##### Provided records

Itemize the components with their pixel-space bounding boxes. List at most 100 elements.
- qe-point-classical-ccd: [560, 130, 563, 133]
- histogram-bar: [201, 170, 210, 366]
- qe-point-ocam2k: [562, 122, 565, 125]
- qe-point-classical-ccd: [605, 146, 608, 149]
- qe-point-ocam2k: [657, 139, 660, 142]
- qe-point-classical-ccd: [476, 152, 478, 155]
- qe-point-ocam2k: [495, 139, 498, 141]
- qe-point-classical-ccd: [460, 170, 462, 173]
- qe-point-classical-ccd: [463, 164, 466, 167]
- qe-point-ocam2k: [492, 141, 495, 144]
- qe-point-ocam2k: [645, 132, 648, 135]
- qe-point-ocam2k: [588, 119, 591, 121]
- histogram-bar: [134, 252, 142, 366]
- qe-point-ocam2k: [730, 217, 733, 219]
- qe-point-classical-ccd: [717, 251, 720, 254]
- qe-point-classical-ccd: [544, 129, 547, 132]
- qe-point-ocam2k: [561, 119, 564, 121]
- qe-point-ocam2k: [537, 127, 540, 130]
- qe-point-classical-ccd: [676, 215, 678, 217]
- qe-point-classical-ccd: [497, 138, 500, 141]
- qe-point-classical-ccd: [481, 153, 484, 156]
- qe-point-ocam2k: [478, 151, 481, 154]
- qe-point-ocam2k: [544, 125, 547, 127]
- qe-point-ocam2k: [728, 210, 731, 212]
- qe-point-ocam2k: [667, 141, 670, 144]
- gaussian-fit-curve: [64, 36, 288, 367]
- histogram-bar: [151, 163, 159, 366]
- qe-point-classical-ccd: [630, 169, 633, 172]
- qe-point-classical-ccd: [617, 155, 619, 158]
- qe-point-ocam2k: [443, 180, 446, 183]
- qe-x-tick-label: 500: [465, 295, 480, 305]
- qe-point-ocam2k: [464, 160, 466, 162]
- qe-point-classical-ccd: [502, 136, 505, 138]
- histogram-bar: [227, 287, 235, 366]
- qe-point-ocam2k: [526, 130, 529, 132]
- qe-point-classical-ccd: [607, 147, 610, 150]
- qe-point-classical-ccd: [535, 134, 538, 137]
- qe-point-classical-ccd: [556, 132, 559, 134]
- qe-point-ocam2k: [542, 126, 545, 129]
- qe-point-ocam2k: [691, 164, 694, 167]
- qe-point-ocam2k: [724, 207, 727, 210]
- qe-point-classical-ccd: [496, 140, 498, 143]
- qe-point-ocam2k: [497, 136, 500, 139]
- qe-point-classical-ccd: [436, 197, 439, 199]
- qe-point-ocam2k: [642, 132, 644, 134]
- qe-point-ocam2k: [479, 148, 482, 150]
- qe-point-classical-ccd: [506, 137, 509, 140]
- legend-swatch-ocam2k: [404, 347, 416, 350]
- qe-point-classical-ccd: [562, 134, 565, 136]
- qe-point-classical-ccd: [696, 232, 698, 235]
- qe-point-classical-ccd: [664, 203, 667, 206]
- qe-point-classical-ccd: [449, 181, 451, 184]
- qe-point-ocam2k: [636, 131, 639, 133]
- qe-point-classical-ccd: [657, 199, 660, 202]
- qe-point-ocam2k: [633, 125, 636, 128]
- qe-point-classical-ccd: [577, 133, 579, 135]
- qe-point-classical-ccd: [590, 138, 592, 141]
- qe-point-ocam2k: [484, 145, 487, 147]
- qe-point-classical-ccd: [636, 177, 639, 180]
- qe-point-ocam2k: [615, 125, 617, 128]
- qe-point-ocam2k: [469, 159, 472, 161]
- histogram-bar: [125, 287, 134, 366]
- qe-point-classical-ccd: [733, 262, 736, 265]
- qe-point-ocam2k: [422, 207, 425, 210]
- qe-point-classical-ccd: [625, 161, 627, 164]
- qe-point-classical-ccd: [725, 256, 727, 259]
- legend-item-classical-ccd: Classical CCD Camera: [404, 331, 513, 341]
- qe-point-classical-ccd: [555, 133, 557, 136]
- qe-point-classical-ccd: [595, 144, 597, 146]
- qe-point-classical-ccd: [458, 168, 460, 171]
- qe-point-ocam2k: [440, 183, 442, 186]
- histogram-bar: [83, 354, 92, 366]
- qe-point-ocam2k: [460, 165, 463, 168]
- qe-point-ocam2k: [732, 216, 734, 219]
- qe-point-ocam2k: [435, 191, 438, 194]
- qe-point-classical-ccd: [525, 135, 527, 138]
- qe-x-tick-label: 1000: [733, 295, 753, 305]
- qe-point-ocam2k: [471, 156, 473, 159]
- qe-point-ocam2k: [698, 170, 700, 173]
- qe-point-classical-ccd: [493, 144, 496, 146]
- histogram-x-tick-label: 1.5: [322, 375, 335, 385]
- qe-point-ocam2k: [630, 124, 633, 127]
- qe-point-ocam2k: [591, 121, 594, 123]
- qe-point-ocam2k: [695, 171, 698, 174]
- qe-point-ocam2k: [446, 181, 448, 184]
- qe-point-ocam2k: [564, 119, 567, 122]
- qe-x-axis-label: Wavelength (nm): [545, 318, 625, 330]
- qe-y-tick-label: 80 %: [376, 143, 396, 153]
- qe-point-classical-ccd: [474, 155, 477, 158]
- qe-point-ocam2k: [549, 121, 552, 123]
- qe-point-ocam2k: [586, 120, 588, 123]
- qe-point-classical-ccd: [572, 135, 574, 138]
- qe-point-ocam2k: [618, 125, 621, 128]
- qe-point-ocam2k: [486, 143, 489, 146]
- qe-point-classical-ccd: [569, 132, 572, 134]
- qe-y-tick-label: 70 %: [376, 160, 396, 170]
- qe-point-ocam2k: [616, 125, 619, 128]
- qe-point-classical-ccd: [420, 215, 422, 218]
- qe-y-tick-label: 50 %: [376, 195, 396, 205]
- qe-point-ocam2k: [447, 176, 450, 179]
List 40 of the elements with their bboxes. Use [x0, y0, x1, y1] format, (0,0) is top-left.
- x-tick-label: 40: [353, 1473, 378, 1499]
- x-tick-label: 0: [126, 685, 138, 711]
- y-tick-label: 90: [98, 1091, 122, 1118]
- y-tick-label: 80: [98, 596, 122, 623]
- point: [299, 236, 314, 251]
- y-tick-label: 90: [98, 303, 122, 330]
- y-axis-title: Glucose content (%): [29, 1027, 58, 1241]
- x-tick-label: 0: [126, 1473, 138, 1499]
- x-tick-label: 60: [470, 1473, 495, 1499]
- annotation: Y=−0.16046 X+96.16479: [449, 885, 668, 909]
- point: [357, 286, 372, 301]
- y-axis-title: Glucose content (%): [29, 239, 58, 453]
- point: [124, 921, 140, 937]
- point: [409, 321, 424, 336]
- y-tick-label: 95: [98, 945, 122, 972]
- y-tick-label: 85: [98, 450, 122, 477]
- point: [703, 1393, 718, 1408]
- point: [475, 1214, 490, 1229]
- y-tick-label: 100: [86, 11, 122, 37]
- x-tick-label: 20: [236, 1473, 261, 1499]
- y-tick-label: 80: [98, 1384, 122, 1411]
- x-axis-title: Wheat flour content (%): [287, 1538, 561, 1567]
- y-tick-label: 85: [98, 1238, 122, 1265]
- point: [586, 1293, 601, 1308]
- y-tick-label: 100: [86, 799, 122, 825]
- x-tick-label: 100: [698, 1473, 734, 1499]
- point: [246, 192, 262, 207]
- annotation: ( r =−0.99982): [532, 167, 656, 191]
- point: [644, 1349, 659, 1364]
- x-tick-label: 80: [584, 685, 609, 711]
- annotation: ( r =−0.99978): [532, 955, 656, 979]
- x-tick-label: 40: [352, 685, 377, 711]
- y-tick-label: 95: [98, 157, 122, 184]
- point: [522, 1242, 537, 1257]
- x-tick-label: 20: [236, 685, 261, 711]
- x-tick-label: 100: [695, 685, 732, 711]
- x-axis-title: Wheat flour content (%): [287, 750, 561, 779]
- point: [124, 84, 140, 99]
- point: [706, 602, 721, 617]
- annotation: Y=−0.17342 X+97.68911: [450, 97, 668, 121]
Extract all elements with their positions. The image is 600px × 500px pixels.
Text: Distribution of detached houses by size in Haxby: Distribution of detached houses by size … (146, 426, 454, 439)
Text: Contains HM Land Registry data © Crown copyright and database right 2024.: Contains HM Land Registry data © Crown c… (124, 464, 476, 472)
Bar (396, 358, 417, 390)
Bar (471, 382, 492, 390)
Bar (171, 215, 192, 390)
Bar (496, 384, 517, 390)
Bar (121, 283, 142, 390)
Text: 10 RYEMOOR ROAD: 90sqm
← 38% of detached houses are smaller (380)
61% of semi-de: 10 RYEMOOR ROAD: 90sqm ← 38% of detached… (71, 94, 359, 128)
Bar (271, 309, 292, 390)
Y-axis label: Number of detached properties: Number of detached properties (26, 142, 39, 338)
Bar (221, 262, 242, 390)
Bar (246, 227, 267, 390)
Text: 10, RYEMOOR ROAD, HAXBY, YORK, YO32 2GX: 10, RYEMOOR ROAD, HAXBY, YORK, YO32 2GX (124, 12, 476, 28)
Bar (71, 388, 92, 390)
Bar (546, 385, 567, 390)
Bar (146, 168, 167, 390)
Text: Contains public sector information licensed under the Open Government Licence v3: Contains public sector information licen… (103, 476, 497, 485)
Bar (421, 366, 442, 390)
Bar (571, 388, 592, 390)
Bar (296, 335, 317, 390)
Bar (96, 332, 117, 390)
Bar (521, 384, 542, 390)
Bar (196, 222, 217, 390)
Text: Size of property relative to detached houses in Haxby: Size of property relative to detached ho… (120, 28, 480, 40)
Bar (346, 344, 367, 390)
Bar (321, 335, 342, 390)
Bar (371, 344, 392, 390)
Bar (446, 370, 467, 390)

##########

Can you arrange the entries as a Markdown table with the columns "Row" and "Entry line", numbering each row and skipping blank lines? Cover the entries from the very first line through the line containing "- qe-point-ocam2k: [724, 207, 727, 210]", both included.

#### Reply to the exercise
| Row | Entry line |
|---|---|
| 1 | Itemize the components with their pixel-space bounding boxes. List at most 100 elements. |
| 2 | - qe-point-classical-ccd: [560, 130, 563, 133] |
| 3 | - histogram-bar: [201, 170, 210, 366] |
| 4 | - qe-point-ocam2k: [562, 122, 565, 125] |
| 5 | - qe-point-classical-ccd: [605, 146, 608, 149] |
| 6 | - qe-point-ocam2k: [657, 139, 660, 142] |
| 7 | - qe-point-classical-ccd: [476, 152, 478, 155] |
| 8 | - qe-point-ocam2k: [495, 139, 498, 141] |
| 9 | - qe-point-classical-ccd: [460, 170, 462, 173] |
| 10 | - qe-point-classical-ccd: [463, 164, 466, 167] |
| 11 | - qe-point-ocam2k: [492, 141, 495, 144] |
| 12 | - qe-point-ocam2k: [645, 132, 648, 135] |
| 13 | - qe-point-ocam2k: [588, 119, 591, 121] |
| 14 | - histogram-bar: [134, 252, 142, 366] |
| 15 | - qe-point-ocam2k: [730, 217, 733, 219] |
| 16 | - qe-point-classical-ccd: [717, 251, 720, 254] |
| 17 | - qe-point-classical-ccd: [544, 129, 547, 132] |
| 18 | - qe-point-ocam2k: [561, 119, 564, 121] |
| 19 | - qe-point-ocam2k: [537, 127, 540, 130] |
| 20 | - qe-point-classical-ccd: [676, 215, 678, 217] |
| 21 | - qe-point-classical-ccd: [497, 138, 500, 141] |
| 22 | - qe-point-classical-ccd: [481, 153, 484, 156] |
| 23 | - qe-point-ocam2k: [478, 151, 481, 154] |
| 24 | - qe-point-ocam2k: [544, 125, 547, 127] |
| 25 | - qe-point-ocam2k: [728, 210, 731, 212] |
| 26 | - qe-point-ocam2k: [667, 141, 670, 144] |
| 27 | - gaussian-fit-curve: [64, 36, 288, 367] |
| 28 | - histogram-bar: [151, 163, 159, 366] |
| 29 | - qe-point-classical-ccd: [630, 169, 633, 172] |
| 30 | - qe-point-classical-ccd: [617, 155, 619, 158] |
| 31 | - qe-point-ocam2k: [443, 180, 446, 183] |
| 32 | - qe-x-tick-label: 500: [465, 295, 480, 305] |
| 33 | - qe-point-ocam2k: [464, 160, 466, 162] |
| 34 | - qe-point-classical-ccd: [502, 136, 505, 138] |
| 35 | - histogram-bar: [227, 287, 235, 366] |
| 36 | - qe-point-ocam2k: [526, 130, 529, 132] |
| 37 | - qe-point-classical-ccd: [607, 147, 610, 150] |
| 38 | - qe-point-classical-ccd: [535, 134, 538, 137] |
| 39 | - qe-point-classical-ccd: [556, 132, 559, 134] |
| 40 | - qe-point-ocam2k: [542, 126, 545, 129] |
| 41 | - qe-point-ocam2k: [691, 164, 694, 167] |
| 42 | - qe-point-ocam2k: [724, 207, 727, 210] |